Given problem.
Every line in the listing is to be echoed verbatim.

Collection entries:
________
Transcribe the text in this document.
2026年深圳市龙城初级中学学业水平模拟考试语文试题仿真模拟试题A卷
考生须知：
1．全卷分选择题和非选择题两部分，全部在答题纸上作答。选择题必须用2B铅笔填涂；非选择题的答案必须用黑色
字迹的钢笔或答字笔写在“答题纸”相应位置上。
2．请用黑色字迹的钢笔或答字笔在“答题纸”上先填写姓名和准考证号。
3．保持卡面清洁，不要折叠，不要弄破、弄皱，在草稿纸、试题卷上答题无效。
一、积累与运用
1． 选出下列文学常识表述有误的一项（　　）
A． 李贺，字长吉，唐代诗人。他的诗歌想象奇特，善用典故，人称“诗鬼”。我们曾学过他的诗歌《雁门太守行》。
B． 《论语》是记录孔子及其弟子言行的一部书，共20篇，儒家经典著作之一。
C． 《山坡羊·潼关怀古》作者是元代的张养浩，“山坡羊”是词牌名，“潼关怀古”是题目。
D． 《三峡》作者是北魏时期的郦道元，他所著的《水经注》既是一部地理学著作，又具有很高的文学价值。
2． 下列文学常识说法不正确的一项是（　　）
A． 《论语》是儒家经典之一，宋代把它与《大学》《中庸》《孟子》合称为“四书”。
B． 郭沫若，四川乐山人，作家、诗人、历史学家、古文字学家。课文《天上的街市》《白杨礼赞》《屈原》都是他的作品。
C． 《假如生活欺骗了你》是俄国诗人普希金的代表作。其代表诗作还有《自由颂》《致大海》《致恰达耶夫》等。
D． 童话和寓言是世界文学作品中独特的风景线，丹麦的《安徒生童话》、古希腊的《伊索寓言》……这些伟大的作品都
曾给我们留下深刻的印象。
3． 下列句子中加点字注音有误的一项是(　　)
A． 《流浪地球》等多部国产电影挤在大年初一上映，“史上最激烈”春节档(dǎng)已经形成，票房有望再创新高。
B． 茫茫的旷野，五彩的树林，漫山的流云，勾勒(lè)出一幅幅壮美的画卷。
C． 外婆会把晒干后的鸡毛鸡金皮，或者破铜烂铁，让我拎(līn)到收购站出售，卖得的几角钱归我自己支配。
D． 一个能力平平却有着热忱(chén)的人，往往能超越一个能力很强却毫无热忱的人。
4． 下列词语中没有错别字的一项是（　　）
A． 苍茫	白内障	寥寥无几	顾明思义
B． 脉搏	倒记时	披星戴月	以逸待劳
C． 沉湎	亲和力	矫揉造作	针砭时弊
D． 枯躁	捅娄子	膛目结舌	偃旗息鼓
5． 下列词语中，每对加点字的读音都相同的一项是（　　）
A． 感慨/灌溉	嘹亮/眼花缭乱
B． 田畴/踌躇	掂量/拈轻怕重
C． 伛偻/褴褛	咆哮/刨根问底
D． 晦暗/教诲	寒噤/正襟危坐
________
In response.
Transcribe the text in this document.
2026年深圳市龙城初级中学学业水平模拟考试语文试题仿真模拟试题A卷
考生须知：
1．全卷分选择题和非选择题两部分，全部在答题纸上作答。选择题必须用2B铅笔填涂；非选择题的答案必须用黑色
字迹的钢笔或答字笔写在“答题纸”相应位置上。
2．请用黑色字迹的钢笔或答字笔在“答题纸”上先填写姓名和准考证号。
3．保持卡面清洁，不要折叠，不要弄破、弄皱，在草稿纸、试题卷上答题无效。
一、积累与运用
1． 选出下列文学常识表述有误的一项（　　）
A． 李贺，字长吉，唐代诗人。他的诗歌想象奇特，善用典故，人称“诗鬼”。我们曾学过他的诗歌《雁门太守行》。
B． 《论语》是记录孔子及其弟子言行的一部书，共20篇，儒家经典著作之一。
C． 《山坡羊·潼关怀古》作者是元代的张养浩，“山坡羊”是词牌名，“潼关怀古”是题目。
D． 《三峡》作者是北魏时期的郦道元，他所著的《水经注》既是一部地理学著作，又具有很高的文学价值。
2． 下列文学常识说法不正确的一项是（　　）
A． 《论语》是儒家经典之一，宋代把它与《大学》《中庸》《孟子》合称为“四书”。
B． 郭沫若，四川乐山人，作家、诗人、历史学家、古文字学家。课文《天上的街市》《白杨礼赞》《屈原》都是他的作品。
C． 《假如生活欺骗了你》是俄国诗人普希金的代表作。其代表诗作还有《自由颂》《致大海》《致恰达耶夫》等。
D． 童话和寓言是世界文学作品中独特的风景线，丹麦的《安徒生童话》、古希腊的《伊索寓言》……这些伟大的作品都
曾给我们留下深刻的印象。
3． 下列句子中加点字注音有误的一项是(　　)
A． 《流浪地球》等多部国产电影挤在大年初一上映，“史上最激烈”春节档(dǎng)已经形成，票房有望再创新高。
B． 茫茫的旷野，五彩的树林，漫山的流云，勾勒(lè)出一幅幅壮美的画卷。
C． 外婆会把晒干后的鸡毛鸡金皮，或者破铜烂铁，让我拎(līn)到收购站出售，卖得的几角钱归我自己支配。
D． 一个能力平平却有着热忱(chén)的人，往往能超越一个能力很强却毫无热忱的人。
4． 下列词语中没有错别字的一项是（　　）
A． 苍茫	白内障	寥寥无几	顾明思义
B． 脉搏	倒记时	披星戴月	以逸待劳
C． 沉湎	亲和力	矫揉造作	针砭时弊
D． 枯躁	捅娄子	膛目结舌	偃旗息鼓
5． 下列词语中，每对加点字的读音都相同的一项是（　　）
A． 感慨/灌溉	嘹亮/眼花缭乱
B． 田畴/踌躇	掂量/拈轻怕重
C． 伛偻/褴褛	咆哮/刨根问底
D． 晦暗/教诲	寒噤/正襟危坐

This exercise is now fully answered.